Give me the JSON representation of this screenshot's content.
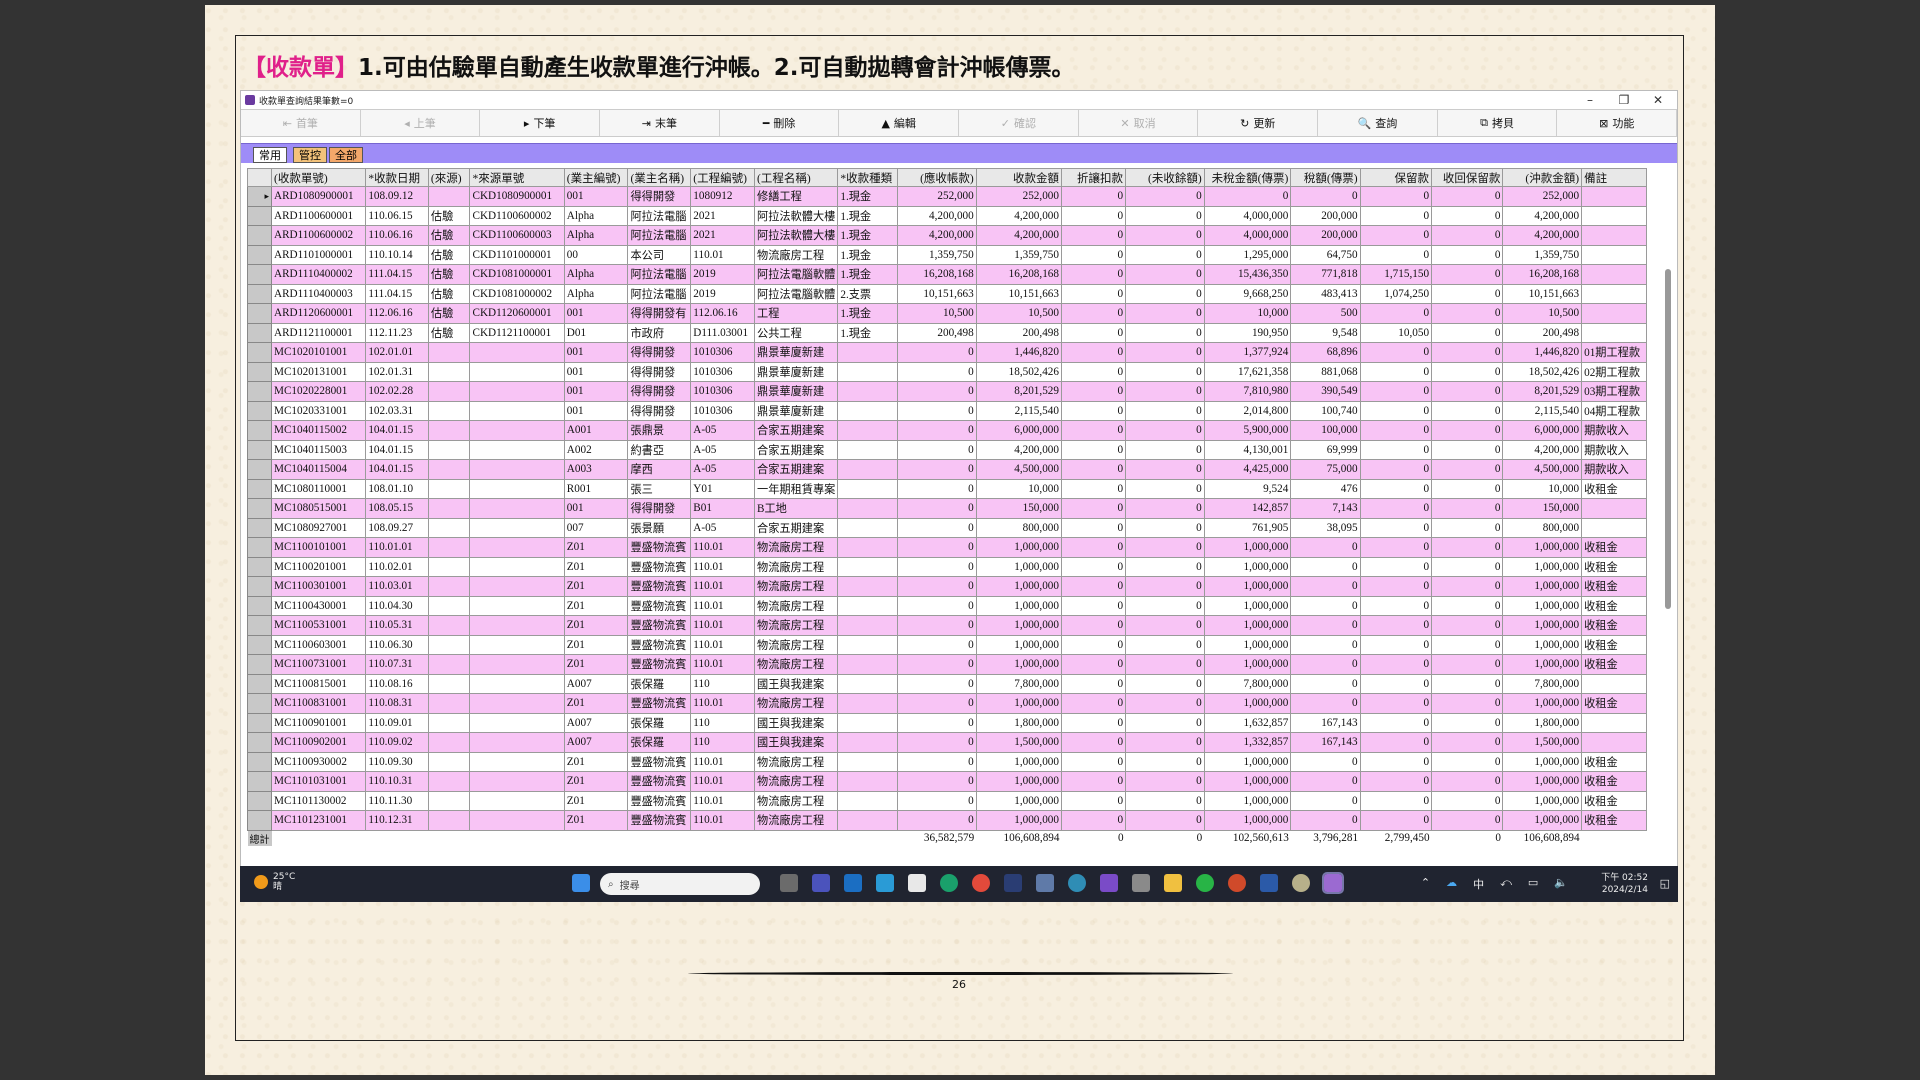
{
  "slide": {
    "title_bracket": "【收款單】",
    "title_text": "1.可由估驗單自動產生收款單進行沖帳。2.可自動拋轉會計沖帳傳票。",
    "page_number": "26"
  },
  "window": {
    "title": "收款單查詢結果筆數=0"
  },
  "toolbar": [
    {
      "icon": "first-icon",
      "glyph": "⇤",
      "label": "首筆",
      "enabled": false
    },
    {
      "icon": "prev-icon",
      "glyph": "◂",
      "label": "上筆",
      "enabled": false
    },
    {
      "icon": "next-icon",
      "glyph": "▸",
      "label": "下筆",
      "enabled": true
    },
    {
      "icon": "last-icon",
      "glyph": "⇥",
      "label": "末筆",
      "enabled": true
    },
    {
      "icon": "delete-icon",
      "glyph": "━",
      "label": "刪除",
      "enabled": true
    },
    {
      "icon": "edit-icon",
      "glyph": "▲",
      "label": "編輯",
      "enabled": true
    },
    {
      "icon": "confirm-icon",
      "glyph": "✓",
      "label": "確認",
      "enabled": false
    },
    {
      "icon": "cancel-icon",
      "glyph": "✕",
      "label": "取消",
      "enabled": false
    },
    {
      "icon": "refresh-icon",
      "glyph": "↻",
      "label": "更新",
      "enabled": true
    },
    {
      "icon": "search-icon",
      "glyph": "🔍",
      "label": "查詢",
      "enabled": true
    },
    {
      "icon": "copy-icon",
      "glyph": "⧉",
      "label": "拷貝",
      "enabled": true
    },
    {
      "icon": "function-icon",
      "glyph": "⊠",
      "label": "功能",
      "enabled": true
    }
  ],
  "tabs": [
    {
      "label": "常用",
      "color": "#ffffff"
    },
    {
      "label": "管控",
      "color": "#f3c27a"
    },
    {
      "label": "全部",
      "color": "#f3a76a"
    }
  ],
  "columns": [
    "(收款單號)",
    "*收款日期",
    "(來源)",
    "*來源單號",
    "(業主編號)",
    "(業主名稱)",
    "(工程編號)",
    "(工程名稱)",
    "*收款種類",
    "(應收帳款)",
    "收款金額",
    "折讓扣款",
    "(未收餘額)",
    "未稅金額(傳票)",
    "稅額(傳票)",
    "保留款",
    "收回保留款",
    "(沖款金額)",
    "備註"
  ],
  "rows": [
    [
      "ARD1080900001",
      "108.09.12",
      "",
      "CKD1080900001",
      "001",
      "得得開發",
      "1080912",
      "修繕工程",
      "1.現金",
      "252,000",
      "252,000",
      "0",
      "0",
      "0",
      "0",
      "0",
      "0",
      "252,000",
      ""
    ],
    [
      "ARD1100600001",
      "110.06.15",
      "估驗",
      "CKD1100600002",
      "Alpha",
      "阿拉法電腦",
      "2021",
      "阿拉法軟體大樓",
      "1.現金",
      "4,200,000",
      "4,200,000",
      "0",
      "0",
      "4,000,000",
      "200,000",
      "0",
      "0",
      "4,200,000",
      ""
    ],
    [
      "ARD1100600002",
      "110.06.16",
      "估驗",
      "CKD1100600003",
      "Alpha",
      "阿拉法電腦",
      "2021",
      "阿拉法軟體大樓",
      "1.現金",
      "4,200,000",
      "4,200,000",
      "0",
      "0",
      "4,000,000",
      "200,000",
      "0",
      "0",
      "4,200,000",
      ""
    ],
    [
      "ARD1101000001",
      "110.10.14",
      "估驗",
      "CKD1101000001",
      "00",
      "本公司",
      "110.01",
      "物流廠房工程",
      "1.現金",
      "1,359,750",
      "1,359,750",
      "0",
      "0",
      "1,295,000",
      "64,750",
      "0",
      "0",
      "1,359,750",
      ""
    ],
    [
      "ARD1110400002",
      "111.04.15",
      "估驗",
      "CKD1081000001",
      "Alpha",
      "阿拉法電腦",
      "2019",
      "阿拉法電腦軟體",
      "1.現金",
      "16,208,168",
      "16,208,168",
      "0",
      "0",
      "15,436,350",
      "771,818",
      "1,715,150",
      "0",
      "16,208,168",
      ""
    ],
    [
      "ARD1110400003",
      "111.04.15",
      "估驗",
      "CKD1081000002",
      "Alpha",
      "阿拉法電腦",
      "2019",
      "阿拉法電腦軟體",
      "2.支票",
      "10,151,663",
      "10,151,663",
      "0",
      "0",
      "9,668,250",
      "483,413",
      "1,074,250",
      "0",
      "10,151,663",
      ""
    ],
    [
      "ARD1120600001",
      "112.06.16",
      "估驗",
      "CKD1120600001",
      "001",
      "得得開發有",
      "112.06.16",
      "工程",
      "1.現金",
      "10,500",
      "10,500",
      "0",
      "0",
      "10,000",
      "500",
      "0",
      "0",
      "10,500",
      ""
    ],
    [
      "ARD1121100001",
      "112.11.23",
      "估驗",
      "CKD1121100001",
      "D01",
      "市政府",
      "D111.03001",
      "公共工程",
      "1.現金",
      "200,498",
      "200,498",
      "0",
      "0",
      "190,950",
      "9,548",
      "10,050",
      "0",
      "200,498",
      ""
    ],
    [
      "MC1020101001",
      "102.01.01",
      "",
      "",
      "001",
      "得得開發",
      "1010306",
      "鼎景華廈新建",
      "",
      "0",
      "1,446,820",
      "0",
      "0",
      "1,377,924",
      "68,896",
      "0",
      "0",
      "1,446,820",
      "01期工程款"
    ],
    [
      "MC1020131001",
      "102.01.31",
      "",
      "",
      "001",
      "得得開發",
      "1010306",
      "鼎景華廈新建",
      "",
      "0",
      "18,502,426",
      "0",
      "0",
      "17,621,358",
      "881,068",
      "0",
      "0",
      "18,502,426",
      "02期工程款"
    ],
    [
      "MC1020228001",
      "102.02.28",
      "",
      "",
      "001",
      "得得開發",
      "1010306",
      "鼎景華廈新建",
      "",
      "0",
      "8,201,529",
      "0",
      "0",
      "7,810,980",
      "390,549",
      "0",
      "0",
      "8,201,529",
      "03期工程款"
    ],
    [
      "MC1020331001",
      "102.03.31",
      "",
      "",
      "001",
      "得得開發",
      "1010306",
      "鼎景華廈新建",
      "",
      "0",
      "2,115,540",
      "0",
      "0",
      "2,014,800",
      "100,740",
      "0",
      "0",
      "2,115,540",
      "04期工程款"
    ],
    [
      "MC1040115002",
      "104.01.15",
      "",
      "",
      "A001",
      "張鼎景",
      "A-05",
      "合家五期建案",
      "",
      "0",
      "6,000,000",
      "0",
      "0",
      "5,900,000",
      "100,000",
      "0",
      "0",
      "6,000,000",
      "期款收入"
    ],
    [
      "MC1040115003",
      "104.01.15",
      "",
      "",
      "A002",
      "約書亞",
      "A-05",
      "合家五期建案",
      "",
      "0",
      "4,200,000",
      "0",
      "0",
      "4,130,001",
      "69,999",
      "0",
      "0",
      "4,200,000",
      "期款收入"
    ],
    [
      "MC1040115004",
      "104.01.15",
      "",
      "",
      "A003",
      "摩西",
      "A-05",
      "合家五期建案",
      "",
      "0",
      "4,500,000",
      "0",
      "0",
      "4,425,000",
      "75,000",
      "0",
      "0",
      "4,500,000",
      "期款收入"
    ],
    [
      "MC1080110001",
      "108.01.10",
      "",
      "",
      "R001",
      "張三",
      "Y01",
      "一年期租賃專案",
      "",
      "0",
      "10,000",
      "0",
      "0",
      "9,524",
      "476",
      "0",
      "0",
      "10,000",
      "收租金"
    ],
    [
      "MC1080515001",
      "108.05.15",
      "",
      "",
      "001",
      "得得開發",
      "B01",
      "B工地",
      "",
      "0",
      "150,000",
      "0",
      "0",
      "142,857",
      "7,143",
      "0",
      "0",
      "150,000",
      ""
    ],
    [
      "MC1080927001",
      "108.09.27",
      "",
      "",
      "007",
      "張景願",
      "A-05",
      "合家五期建案",
      "",
      "0",
      "800,000",
      "0",
      "0",
      "761,905",
      "38,095",
      "0",
      "0",
      "800,000",
      ""
    ],
    [
      "MC1100101001",
      "110.01.01",
      "",
      "",
      "Z01",
      "豐盛物流賓",
      "110.01",
      "物流廠房工程",
      "",
      "0",
      "1,000,000",
      "0",
      "0",
      "1,000,000",
      "0",
      "0",
      "0",
      "1,000,000",
      "收租金"
    ],
    [
      "MC1100201001",
      "110.02.01",
      "",
      "",
      "Z01",
      "豐盛物流賓",
      "110.01",
      "物流廠房工程",
      "",
      "0",
      "1,000,000",
      "0",
      "0",
      "1,000,000",
      "0",
      "0",
      "0",
      "1,000,000",
      "收租金"
    ],
    [
      "MC1100301001",
      "110.03.01",
      "",
      "",
      "Z01",
      "豐盛物流賓",
      "110.01",
      "物流廠房工程",
      "",
      "0",
      "1,000,000",
      "0",
      "0",
      "1,000,000",
      "0",
      "0",
      "0",
      "1,000,000",
      "收租金"
    ],
    [
      "MC1100430001",
      "110.04.30",
      "",
      "",
      "Z01",
      "豐盛物流賓",
      "110.01",
      "物流廠房工程",
      "",
      "0",
      "1,000,000",
      "0",
      "0",
      "1,000,000",
      "0",
      "0",
      "0",
      "1,000,000",
      "收租金"
    ],
    [
      "MC1100531001",
      "110.05.31",
      "",
      "",
      "Z01",
      "豐盛物流賓",
      "110.01",
      "物流廠房工程",
      "",
      "0",
      "1,000,000",
      "0",
      "0",
      "1,000,000",
      "0",
      "0",
      "0",
      "1,000,000",
      "收租金"
    ],
    [
      "MC1100603001",
      "110.06.30",
      "",
      "",
      "Z01",
      "豐盛物流賓",
      "110.01",
      "物流廠房工程",
      "",
      "0",
      "1,000,000",
      "0",
      "0",
      "1,000,000",
      "0",
      "0",
      "0",
      "1,000,000",
      "收租金"
    ],
    [
      "MC1100731001",
      "110.07.31",
      "",
      "",
      "Z01",
      "豐盛物流賓",
      "110.01",
      "物流廠房工程",
      "",
      "0",
      "1,000,000",
      "0",
      "0",
      "1,000,000",
      "0",
      "0",
      "0",
      "1,000,000",
      "收租金"
    ],
    [
      "MC1100815001",
      "110.08.16",
      "",
      "",
      "A007",
      "張保羅",
      "110",
      "國王與我建案",
      "",
      "0",
      "7,800,000",
      "0",
      "0",
      "7,800,000",
      "0",
      "0",
      "0",
      "7,800,000",
      ""
    ],
    [
      "MC1100831001",
      "110.08.31",
      "",
      "",
      "Z01",
      "豐盛物流賓",
      "110.01",
      "物流廠房工程",
      "",
      "0",
      "1,000,000",
      "0",
      "0",
      "1,000,000",
      "0",
      "0",
      "0",
      "1,000,000",
      "收租金"
    ],
    [
      "MC1100901001",
      "110.09.01",
      "",
      "",
      "A007",
      "張保羅",
      "110",
      "國王與我建案",
      "",
      "0",
      "1,800,000",
      "0",
      "0",
      "1,632,857",
      "167,143",
      "0",
      "0",
      "1,800,000",
      ""
    ],
    [
      "MC1100902001",
      "110.09.02",
      "",
      "",
      "A007",
      "張保羅",
      "110",
      "國王與我建案",
      "",
      "0",
      "1,500,000",
      "0",
      "0",
      "1,332,857",
      "167,143",
      "0",
      "0",
      "1,500,000",
      ""
    ],
    [
      "MC1100930002",
      "110.09.30",
      "",
      "",
      "Z01",
      "豐盛物流賓",
      "110.01",
      "物流廠房工程",
      "",
      "0",
      "1,000,000",
      "0",
      "0",
      "1,000,000",
      "0",
      "0",
      "0",
      "1,000,000",
      "收租金"
    ],
    [
      "MC1101031001",
      "110.10.31",
      "",
      "",
      "Z01",
      "豐盛物流賓",
      "110.01",
      "物流廠房工程",
      "",
      "0",
      "1,000,000",
      "0",
      "0",
      "1,000,000",
      "0",
      "0",
      "0",
      "1,000,000",
      "收租金"
    ],
    [
      "MC1101130002",
      "110.11.30",
      "",
      "",
      "Z01",
      "豐盛物流賓",
      "110.01",
      "物流廠房工程",
      "",
      "0",
      "1,000,000",
      "0",
      "0",
      "1,000,000",
      "0",
      "0",
      "0",
      "1,000,000",
      "收租金"
    ],
    [
      "MC1101231001",
      "110.12.31",
      "",
      "",
      "Z01",
      "豐盛物流賓",
      "110.01",
      "物流廠房工程",
      "",
      "0",
      "1,000,000",
      "0",
      "0",
      "1,000,000",
      "0",
      "0",
      "0",
      "1,000,000",
      "收租金"
    ]
  ],
  "totals": {
    "label": "總計",
    "values": [
      "36,582,579",
      "106,608,894",
      "0",
      "0",
      "102,560,613",
      "3,796,281",
      "2,799,450",
      "0",
      "106,608,894"
    ]
  },
  "taskbar": {
    "temperature": "25°C",
    "weather": "晴",
    "search_placeholder": "搜尋",
    "ime": "中",
    "time": "下午 02:52",
    "date": "2024/2/14"
  }
}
▬▬▬▬▬▬
*Exercise directions:* Extract each line holding the word "glyph" from the records.

*Response:*
      "glyph": "⇤",
      "glyph": "◂",
      "glyph": "▸",
      "glyph": "⇥",
      "glyph": "━",
      "glyph": "▲",
      "glyph": "✓",
      "glyph": "✕",
      "glyph": "↻",
      "glyph": "🔍",
      "glyph": "⧉",
      "glyph": "⊠",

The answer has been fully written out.